Aim. Tally the lines that include the word "gases" and reply with nothing but the total.

Extracted material.
────
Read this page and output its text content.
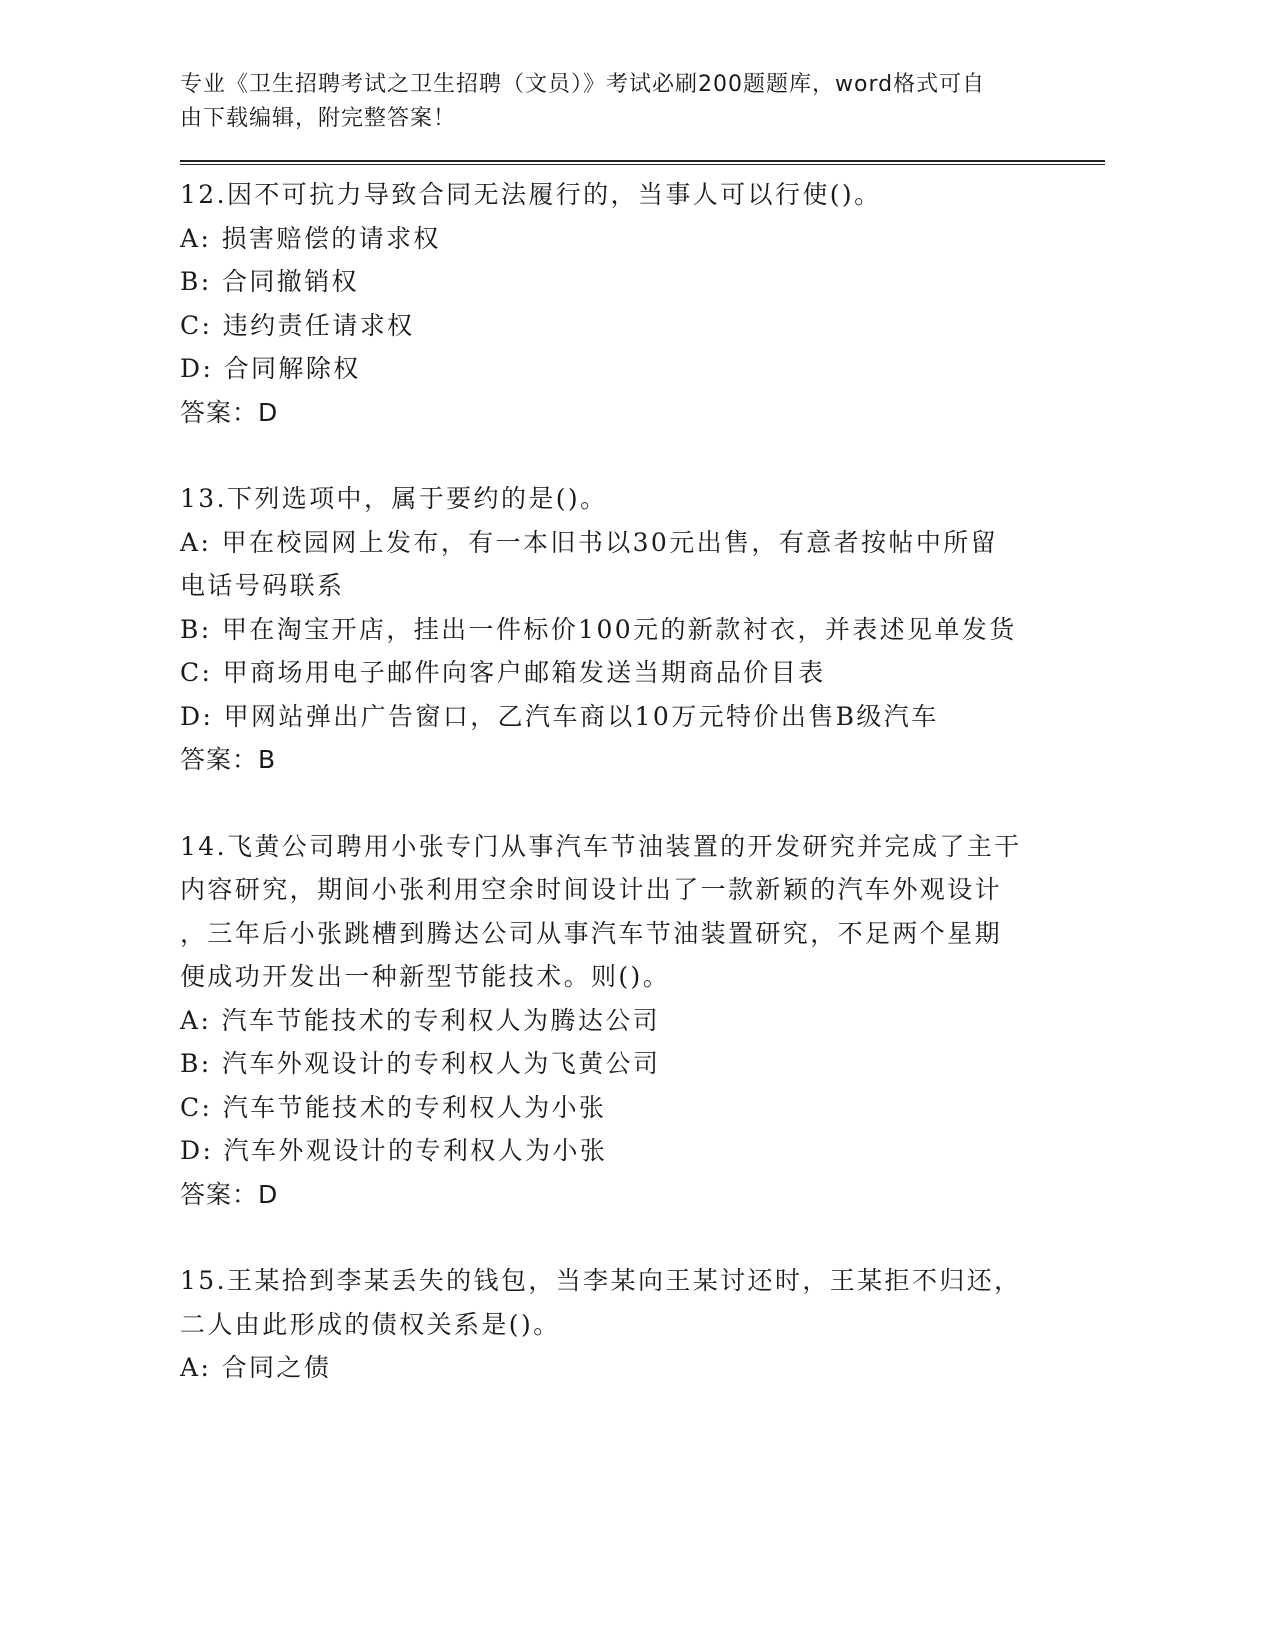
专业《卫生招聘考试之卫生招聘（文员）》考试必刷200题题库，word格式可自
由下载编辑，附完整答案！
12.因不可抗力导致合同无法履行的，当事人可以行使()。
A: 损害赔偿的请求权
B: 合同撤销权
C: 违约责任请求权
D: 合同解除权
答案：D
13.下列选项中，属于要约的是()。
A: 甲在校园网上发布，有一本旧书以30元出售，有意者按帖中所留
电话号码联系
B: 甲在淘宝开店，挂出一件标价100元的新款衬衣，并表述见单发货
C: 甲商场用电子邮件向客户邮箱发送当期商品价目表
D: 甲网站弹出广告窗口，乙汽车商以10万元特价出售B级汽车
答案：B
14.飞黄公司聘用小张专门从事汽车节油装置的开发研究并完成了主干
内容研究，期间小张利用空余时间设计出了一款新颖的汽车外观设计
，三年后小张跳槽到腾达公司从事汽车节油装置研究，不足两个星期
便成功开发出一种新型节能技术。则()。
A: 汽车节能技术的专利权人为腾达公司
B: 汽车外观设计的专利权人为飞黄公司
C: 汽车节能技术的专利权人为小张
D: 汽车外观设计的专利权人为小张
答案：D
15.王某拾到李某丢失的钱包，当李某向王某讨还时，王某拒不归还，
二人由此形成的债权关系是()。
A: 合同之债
────
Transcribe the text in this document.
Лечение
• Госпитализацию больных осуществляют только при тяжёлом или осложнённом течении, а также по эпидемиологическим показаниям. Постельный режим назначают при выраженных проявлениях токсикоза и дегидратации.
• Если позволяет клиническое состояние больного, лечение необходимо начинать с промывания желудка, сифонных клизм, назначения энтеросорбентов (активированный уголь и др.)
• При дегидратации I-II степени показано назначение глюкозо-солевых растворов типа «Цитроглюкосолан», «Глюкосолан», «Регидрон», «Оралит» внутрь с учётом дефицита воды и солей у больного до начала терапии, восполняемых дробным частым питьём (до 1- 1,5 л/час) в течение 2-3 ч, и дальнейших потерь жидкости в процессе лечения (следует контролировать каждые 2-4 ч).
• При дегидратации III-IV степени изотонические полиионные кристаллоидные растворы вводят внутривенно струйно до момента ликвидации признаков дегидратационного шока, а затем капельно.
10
────
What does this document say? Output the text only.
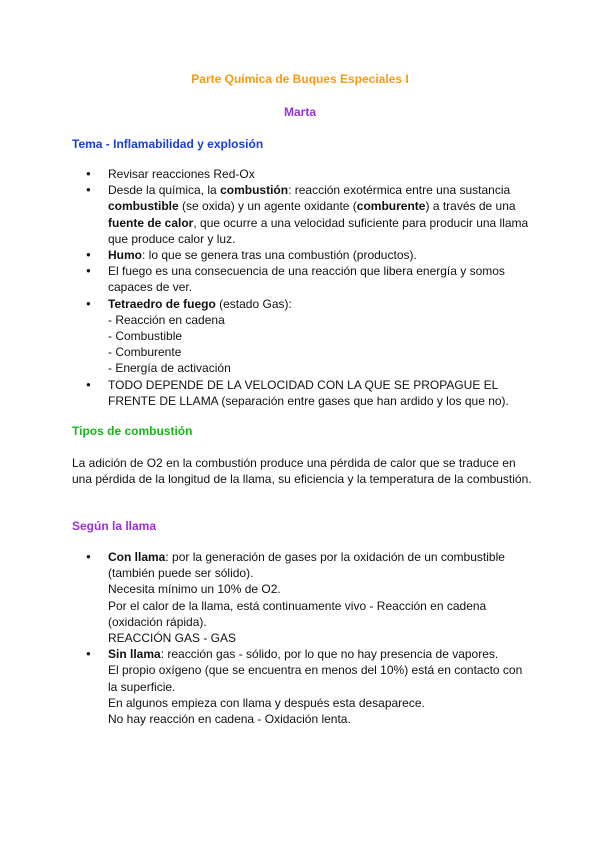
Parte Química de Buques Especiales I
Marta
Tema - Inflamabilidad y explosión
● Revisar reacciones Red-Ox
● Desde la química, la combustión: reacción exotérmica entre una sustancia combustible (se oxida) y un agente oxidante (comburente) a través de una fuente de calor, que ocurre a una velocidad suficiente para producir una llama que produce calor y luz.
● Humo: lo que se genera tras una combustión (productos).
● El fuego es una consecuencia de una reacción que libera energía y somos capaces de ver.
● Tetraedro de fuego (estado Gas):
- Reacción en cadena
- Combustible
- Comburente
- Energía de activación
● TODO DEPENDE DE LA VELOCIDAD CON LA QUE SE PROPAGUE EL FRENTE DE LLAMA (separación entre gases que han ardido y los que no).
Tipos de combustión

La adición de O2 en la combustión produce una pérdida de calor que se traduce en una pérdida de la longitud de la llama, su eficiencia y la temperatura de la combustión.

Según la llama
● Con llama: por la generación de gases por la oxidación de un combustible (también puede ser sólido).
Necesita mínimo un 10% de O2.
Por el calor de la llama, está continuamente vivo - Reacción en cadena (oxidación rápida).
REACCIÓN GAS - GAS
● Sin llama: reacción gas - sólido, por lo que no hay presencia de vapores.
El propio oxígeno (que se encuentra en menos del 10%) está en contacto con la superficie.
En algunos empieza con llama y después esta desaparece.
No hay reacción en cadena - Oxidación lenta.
────
Task output. 2